Arrange the lines running from the start of the records through the line containing "- preview-icon[interactable]: [1073, 419, 1087, 437]" as a JSON list of strings, one string per line. Leave out any blank lines.

Bounding box entries
-*-*-

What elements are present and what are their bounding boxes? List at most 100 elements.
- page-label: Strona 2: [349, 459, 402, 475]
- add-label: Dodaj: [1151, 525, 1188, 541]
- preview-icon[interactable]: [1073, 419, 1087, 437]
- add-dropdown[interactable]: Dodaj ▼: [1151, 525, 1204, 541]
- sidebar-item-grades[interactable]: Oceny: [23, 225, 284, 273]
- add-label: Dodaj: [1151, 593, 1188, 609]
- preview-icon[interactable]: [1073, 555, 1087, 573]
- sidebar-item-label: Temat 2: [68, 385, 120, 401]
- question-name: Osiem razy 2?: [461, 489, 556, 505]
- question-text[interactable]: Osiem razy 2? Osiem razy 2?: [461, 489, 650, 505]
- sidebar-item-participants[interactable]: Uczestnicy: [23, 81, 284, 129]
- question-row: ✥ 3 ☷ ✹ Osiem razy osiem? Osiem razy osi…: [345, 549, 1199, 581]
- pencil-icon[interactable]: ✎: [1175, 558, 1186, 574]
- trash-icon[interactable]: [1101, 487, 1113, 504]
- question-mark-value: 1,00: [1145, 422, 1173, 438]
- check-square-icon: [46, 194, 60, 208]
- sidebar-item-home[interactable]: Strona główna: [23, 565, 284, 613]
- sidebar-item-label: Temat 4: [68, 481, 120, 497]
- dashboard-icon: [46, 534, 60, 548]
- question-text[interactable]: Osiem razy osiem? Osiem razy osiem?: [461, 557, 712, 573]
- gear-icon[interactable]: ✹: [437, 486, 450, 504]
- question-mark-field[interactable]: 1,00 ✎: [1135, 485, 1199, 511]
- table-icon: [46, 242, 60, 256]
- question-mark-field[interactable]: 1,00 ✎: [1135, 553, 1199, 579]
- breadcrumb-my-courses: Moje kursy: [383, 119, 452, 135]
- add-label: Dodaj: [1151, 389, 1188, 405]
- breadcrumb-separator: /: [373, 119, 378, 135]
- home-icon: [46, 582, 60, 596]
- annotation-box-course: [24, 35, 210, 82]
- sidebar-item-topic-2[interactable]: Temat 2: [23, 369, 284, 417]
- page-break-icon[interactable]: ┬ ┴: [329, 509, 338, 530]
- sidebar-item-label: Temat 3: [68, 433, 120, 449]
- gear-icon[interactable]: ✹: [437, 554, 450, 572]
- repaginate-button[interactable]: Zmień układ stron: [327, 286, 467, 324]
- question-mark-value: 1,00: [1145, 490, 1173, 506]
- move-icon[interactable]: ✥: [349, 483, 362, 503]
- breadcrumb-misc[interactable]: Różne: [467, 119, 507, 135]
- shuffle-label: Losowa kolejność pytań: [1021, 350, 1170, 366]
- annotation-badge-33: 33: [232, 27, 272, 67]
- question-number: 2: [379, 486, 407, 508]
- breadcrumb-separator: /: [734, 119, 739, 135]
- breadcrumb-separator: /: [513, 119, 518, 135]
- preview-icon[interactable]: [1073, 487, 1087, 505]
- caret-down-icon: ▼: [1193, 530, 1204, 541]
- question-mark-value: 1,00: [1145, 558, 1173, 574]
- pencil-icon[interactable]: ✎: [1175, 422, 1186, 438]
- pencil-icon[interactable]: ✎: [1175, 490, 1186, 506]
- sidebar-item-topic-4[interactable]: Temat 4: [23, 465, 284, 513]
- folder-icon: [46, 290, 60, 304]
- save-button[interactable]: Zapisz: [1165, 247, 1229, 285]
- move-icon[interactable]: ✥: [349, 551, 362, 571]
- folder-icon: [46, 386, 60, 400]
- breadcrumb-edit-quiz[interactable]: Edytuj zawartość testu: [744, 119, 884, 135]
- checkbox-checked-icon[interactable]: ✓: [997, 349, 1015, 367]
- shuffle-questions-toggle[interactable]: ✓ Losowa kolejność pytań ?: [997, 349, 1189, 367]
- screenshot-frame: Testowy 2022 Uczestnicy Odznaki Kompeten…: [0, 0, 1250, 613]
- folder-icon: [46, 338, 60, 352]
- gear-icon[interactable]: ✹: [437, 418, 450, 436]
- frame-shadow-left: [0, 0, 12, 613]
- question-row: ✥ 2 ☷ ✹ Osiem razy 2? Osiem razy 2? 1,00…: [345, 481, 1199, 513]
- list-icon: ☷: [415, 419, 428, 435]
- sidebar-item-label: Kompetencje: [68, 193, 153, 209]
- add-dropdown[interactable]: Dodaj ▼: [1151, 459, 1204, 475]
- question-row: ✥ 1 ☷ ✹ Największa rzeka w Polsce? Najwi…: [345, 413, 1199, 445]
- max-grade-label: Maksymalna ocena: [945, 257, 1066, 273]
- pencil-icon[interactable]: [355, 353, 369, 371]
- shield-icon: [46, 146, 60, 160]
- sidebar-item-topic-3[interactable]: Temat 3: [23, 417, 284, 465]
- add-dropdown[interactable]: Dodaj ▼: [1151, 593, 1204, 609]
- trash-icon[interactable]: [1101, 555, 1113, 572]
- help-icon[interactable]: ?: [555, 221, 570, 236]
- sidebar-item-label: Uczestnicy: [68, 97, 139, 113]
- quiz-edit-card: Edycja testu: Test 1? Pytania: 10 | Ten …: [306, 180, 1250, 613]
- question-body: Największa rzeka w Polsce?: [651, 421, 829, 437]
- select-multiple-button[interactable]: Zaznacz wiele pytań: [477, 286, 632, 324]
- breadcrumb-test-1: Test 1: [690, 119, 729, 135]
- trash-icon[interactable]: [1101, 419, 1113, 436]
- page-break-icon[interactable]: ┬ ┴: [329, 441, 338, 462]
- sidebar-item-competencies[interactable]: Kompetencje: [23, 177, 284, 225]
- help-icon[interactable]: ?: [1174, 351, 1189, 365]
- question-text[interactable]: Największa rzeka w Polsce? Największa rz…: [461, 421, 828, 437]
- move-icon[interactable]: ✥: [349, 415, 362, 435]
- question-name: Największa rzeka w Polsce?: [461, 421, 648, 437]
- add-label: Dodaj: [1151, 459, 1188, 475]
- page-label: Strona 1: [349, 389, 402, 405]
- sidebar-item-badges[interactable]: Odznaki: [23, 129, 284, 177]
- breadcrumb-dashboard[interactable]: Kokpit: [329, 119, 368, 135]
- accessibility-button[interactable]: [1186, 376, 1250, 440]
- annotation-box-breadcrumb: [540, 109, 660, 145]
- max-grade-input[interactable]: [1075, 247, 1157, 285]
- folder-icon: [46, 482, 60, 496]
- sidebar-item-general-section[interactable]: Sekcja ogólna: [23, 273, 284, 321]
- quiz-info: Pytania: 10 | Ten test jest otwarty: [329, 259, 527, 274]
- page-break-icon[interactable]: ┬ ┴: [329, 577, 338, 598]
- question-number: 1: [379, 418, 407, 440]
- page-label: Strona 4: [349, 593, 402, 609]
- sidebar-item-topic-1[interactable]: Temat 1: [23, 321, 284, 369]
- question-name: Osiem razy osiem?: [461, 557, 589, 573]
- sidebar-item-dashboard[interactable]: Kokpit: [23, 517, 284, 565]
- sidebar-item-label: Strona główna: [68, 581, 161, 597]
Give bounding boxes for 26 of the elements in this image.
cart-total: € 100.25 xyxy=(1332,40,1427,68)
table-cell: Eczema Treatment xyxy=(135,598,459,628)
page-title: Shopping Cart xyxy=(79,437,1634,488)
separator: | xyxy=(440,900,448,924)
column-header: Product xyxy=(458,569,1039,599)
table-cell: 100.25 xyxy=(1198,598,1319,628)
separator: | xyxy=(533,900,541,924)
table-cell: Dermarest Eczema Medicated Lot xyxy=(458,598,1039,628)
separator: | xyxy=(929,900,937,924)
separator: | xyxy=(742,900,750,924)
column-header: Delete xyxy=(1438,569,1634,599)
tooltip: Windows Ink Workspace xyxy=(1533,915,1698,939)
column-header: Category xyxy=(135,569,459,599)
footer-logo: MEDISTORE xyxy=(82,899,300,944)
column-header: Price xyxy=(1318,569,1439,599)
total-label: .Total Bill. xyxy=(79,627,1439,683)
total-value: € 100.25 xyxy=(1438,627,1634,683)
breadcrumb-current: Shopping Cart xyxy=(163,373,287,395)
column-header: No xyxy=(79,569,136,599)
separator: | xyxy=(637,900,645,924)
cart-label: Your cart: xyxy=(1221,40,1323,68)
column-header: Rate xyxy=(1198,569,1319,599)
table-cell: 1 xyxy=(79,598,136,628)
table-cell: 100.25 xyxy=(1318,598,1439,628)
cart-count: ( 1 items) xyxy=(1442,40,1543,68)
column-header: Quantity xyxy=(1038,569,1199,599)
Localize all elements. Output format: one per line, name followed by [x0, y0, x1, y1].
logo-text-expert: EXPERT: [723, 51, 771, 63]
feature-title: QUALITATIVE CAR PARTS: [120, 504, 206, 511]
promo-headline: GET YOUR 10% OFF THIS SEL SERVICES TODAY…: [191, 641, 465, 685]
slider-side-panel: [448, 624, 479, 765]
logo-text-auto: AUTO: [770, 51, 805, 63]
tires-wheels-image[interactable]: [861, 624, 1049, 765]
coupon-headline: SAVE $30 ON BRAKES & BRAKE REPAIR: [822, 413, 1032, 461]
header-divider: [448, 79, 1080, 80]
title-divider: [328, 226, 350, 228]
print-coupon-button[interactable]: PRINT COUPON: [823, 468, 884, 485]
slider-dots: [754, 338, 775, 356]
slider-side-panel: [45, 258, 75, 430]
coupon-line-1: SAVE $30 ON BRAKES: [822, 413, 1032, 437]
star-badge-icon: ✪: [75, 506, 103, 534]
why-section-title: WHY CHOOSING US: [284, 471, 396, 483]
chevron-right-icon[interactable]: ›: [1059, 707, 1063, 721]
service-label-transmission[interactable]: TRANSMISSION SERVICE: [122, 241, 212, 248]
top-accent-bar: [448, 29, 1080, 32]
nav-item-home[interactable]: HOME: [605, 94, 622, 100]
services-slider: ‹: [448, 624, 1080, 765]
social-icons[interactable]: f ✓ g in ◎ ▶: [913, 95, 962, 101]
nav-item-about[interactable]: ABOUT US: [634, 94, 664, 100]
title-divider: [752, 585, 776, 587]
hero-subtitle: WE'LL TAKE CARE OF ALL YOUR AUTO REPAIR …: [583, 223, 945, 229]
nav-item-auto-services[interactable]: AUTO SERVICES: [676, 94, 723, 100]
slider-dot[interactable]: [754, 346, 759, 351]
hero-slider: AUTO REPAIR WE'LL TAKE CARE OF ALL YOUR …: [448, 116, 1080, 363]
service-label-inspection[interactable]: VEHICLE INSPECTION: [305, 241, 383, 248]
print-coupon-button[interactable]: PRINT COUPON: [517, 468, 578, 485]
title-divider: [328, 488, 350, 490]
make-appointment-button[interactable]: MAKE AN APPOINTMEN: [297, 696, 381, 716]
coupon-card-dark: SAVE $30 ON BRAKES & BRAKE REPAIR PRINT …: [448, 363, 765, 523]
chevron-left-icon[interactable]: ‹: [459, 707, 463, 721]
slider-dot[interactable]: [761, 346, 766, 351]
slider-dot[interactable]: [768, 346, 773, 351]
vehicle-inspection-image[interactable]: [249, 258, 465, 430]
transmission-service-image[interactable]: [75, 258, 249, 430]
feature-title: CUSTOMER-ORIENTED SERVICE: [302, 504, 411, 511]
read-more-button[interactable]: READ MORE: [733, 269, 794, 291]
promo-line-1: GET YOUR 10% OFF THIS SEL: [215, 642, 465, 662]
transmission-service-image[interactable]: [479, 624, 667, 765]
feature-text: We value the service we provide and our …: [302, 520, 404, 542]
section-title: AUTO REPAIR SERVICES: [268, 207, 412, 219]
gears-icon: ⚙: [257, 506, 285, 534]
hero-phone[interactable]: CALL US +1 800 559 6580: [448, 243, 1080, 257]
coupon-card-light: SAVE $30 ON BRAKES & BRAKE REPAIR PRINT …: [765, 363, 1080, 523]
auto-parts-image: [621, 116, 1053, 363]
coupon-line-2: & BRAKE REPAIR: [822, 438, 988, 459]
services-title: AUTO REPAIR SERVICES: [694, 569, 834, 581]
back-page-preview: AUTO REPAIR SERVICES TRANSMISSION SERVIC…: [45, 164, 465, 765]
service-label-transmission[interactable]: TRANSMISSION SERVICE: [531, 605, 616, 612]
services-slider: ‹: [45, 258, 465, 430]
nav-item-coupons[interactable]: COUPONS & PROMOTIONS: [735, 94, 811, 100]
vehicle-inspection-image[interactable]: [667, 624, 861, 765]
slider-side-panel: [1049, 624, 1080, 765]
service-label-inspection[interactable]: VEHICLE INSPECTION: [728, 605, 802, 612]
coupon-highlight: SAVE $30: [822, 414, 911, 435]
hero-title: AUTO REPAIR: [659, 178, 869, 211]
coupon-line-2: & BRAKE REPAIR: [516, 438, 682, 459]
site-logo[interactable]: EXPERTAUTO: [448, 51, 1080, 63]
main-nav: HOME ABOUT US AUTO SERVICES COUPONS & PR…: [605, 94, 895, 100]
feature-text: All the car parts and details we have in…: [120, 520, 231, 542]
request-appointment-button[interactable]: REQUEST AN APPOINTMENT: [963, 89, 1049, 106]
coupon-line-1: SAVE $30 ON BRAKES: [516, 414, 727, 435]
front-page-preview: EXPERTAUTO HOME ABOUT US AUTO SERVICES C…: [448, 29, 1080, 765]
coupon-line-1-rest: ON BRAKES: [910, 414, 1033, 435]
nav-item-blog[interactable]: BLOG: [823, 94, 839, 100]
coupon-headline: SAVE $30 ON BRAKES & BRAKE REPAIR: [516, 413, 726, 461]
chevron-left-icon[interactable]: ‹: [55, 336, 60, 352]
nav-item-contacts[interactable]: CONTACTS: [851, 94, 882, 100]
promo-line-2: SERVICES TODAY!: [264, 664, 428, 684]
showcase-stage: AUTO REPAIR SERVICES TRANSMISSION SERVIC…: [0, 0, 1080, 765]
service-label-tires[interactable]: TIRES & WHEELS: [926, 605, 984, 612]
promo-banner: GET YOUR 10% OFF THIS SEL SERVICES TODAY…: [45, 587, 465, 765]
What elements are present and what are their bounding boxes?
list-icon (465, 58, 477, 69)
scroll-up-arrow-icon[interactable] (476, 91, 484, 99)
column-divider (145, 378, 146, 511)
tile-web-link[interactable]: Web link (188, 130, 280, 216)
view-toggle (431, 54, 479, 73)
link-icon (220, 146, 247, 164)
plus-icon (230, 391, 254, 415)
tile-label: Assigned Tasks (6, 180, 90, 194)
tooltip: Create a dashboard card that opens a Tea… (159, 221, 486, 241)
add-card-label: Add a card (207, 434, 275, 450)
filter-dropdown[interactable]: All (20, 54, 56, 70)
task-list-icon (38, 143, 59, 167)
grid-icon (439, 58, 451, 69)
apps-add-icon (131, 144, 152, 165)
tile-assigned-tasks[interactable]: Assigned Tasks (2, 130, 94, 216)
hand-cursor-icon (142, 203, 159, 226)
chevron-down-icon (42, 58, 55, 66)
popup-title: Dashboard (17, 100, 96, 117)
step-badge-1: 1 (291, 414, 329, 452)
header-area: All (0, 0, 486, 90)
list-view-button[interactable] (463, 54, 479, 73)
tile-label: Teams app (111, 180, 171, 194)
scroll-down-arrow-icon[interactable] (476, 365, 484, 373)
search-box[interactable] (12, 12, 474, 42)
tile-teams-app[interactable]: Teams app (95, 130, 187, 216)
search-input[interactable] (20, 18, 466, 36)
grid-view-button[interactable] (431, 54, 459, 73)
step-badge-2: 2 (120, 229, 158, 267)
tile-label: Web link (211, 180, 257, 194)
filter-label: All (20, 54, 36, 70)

-*-*-

WRITTEN RESPONSE —
[
  "What elements are present and what are their bounding boxes? List at most 100 elements.",
  "- page-label: Strona 2: [349, 459, 402, 475]",
  "- add-label: Dodaj: [1151, 525, 1188, 541]",
  "- preview-icon[interactable]: [1073, 419, 1087, 437]"
]